**Task to complete:**
Copy every line of the data exactly, leaving nothing out.

(Records from a collection)

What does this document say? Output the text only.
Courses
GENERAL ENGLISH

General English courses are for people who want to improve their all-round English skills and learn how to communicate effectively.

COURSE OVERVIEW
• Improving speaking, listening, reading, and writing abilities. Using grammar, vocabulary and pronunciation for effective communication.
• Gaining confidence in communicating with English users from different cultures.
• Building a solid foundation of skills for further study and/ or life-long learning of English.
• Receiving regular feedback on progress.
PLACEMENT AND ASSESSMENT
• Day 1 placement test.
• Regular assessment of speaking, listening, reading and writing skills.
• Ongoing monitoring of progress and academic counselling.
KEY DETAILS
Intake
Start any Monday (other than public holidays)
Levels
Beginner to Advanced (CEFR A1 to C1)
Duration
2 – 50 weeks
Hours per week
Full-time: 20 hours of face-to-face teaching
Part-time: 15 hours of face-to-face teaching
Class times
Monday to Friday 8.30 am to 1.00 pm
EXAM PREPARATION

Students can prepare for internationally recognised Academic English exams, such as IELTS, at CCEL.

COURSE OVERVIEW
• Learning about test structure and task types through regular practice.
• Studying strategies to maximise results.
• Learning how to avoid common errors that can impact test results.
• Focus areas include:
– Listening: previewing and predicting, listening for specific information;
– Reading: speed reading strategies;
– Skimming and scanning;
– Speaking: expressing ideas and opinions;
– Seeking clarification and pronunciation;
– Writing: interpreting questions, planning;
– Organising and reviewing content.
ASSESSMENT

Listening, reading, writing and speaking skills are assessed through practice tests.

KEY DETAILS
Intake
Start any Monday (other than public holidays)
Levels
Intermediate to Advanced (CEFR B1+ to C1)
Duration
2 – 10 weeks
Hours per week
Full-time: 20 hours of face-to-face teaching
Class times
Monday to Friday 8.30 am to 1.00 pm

**Problem solution:**
What does this document say? Output the text only.
Courses
GENERAL ENGLISH

General English courses are for people who want to improve their all-round English skills and learn how to communicate effectively.

COURSE OVERVIEW
• Improving speaking, listening, reading, and writing abilities. Using grammar, vocabulary and pronunciation for effective communication.
• Gaining confidence in communicating with English users from different cultures.
• Building a solid foundation of skills for further study and/ or life-long learning of English.
• Receiving regular feedback on progress.
PLACEMENT AND ASSESSMENT
• Day 1 placement test.
• Regular assessment of speaking, listening, reading and writing skills.
• Ongoing monitoring of progress and academic counselling.
KEY DETAILS
Intake
Start any Monday (other than public holidays)
Levels
Beginner to Advanced (CEFR A1 to C1)
Duration
2 – 50 weeks
Hours per week
Full-time: 20 hours of face-to-face teaching
Part-time: 15 hours of face-to-face teaching
Class times
Monday to Friday 8.30 am to 1.00 pm
EXAM PREPARATION

Students can prepare for internationally recognised Academic English exams, such as IELTS, at CCEL.

COURSE OVERVIEW
• Learning about test structure and task types through regular practice.
• Studying strategies to maximise results.
• Learning how to avoid common errors that can impact test results.
• Focus areas include:
– Listening: previewing and predicting, listening for specific information;
– Reading: speed reading strategies;
– Skimming and scanning;
– Speaking: expressing ideas and opinions;
– Seeking clarification and pronunciation;
– Writing: interpreting questions, planning;
– Organising and reviewing content.
ASSESSMENT

Listening, reading, writing and speaking skills are assessed through practice tests.

KEY DETAILS
Intake
Start any Monday (other than public holidays)
Levels
Intermediate to Advanced (CEFR B1+ to C1)
Duration
2 – 10 weeks
Hours per week
Full-time: 20 hours of face-to-face teaching
Class times
Monday to Friday 8.30 am to 1.00 pm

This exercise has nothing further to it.